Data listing
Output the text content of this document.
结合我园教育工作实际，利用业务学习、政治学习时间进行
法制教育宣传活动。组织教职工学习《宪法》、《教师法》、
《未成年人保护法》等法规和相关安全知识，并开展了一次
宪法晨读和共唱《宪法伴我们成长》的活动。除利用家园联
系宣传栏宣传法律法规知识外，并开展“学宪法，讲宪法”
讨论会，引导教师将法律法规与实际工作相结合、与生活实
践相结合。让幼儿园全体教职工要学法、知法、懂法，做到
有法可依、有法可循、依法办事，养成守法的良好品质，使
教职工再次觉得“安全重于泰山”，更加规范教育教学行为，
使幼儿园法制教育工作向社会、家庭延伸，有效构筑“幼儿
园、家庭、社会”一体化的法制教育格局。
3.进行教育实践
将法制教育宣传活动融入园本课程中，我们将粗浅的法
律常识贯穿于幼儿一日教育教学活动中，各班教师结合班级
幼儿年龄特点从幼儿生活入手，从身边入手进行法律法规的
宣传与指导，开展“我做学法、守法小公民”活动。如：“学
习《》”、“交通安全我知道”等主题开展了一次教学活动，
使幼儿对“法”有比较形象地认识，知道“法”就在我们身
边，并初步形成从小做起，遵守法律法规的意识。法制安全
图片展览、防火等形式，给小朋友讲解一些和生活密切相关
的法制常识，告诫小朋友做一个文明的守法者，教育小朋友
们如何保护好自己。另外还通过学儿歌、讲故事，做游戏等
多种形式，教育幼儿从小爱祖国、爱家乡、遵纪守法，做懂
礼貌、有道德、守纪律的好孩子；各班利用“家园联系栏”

_Job_
The full set of records should be duplicated exactly.

_Result below_
Output the text content of this document.
结合我园教育工作实际，利用业务学习、政治学习时间进行
法制教育宣传活动。组织教职工学习《宪法》、《教师法》、
《未成年人保护法》等法规和相关安全知识，并开展了一次
宪法晨读和共唱《宪法伴我们成长》的活动。除利用家园联
系宣传栏宣传法律法规知识外，并开展“学宪法，讲宪法”
讨论会，引导教师将法律法规与实际工作相结合、与生活实
践相结合。让幼儿园全体教职工要学法、知法、懂法，做到
有法可依、有法可循、依法办事，养成守法的良好品质，使
教职工再次觉得“安全重于泰山”，更加规范教育教学行为，
使幼儿园法制教育工作向社会、家庭延伸，有效构筑“幼儿
园、家庭、社会”一体化的法制教育格局。
3.进行教育实践
将法制教育宣传活动融入园本课程中，我们将粗浅的法
律常识贯穿于幼儿一日教育教学活动中，各班教师结合班级
幼儿年龄特点从幼儿生活入手，从身边入手进行法律法规的
宣传与指导，开展“我做学法、守法小公民”活动。如：“学
习《》”、“交通安全我知道”等主题开展了一次教学活动，
使幼儿对“法”有比较形象地认识，知道“法”就在我们身
边，并初步形成从小做起，遵守法律法规的意识。法制安全
图片展览、防火等形式，给小朋友讲解一些和生活密切相关
的法制常识，告诫小朋友做一个文明的守法者，教育小朋友
们如何保护好自己。另外还通过学儿歌、讲故事，做游戏等
多种形式，教育幼儿从小爱祖国、爱家乡、遵纪守法，做懂
礼貌、有道德、守纪律的好孩子；各班利用“家园联系栏”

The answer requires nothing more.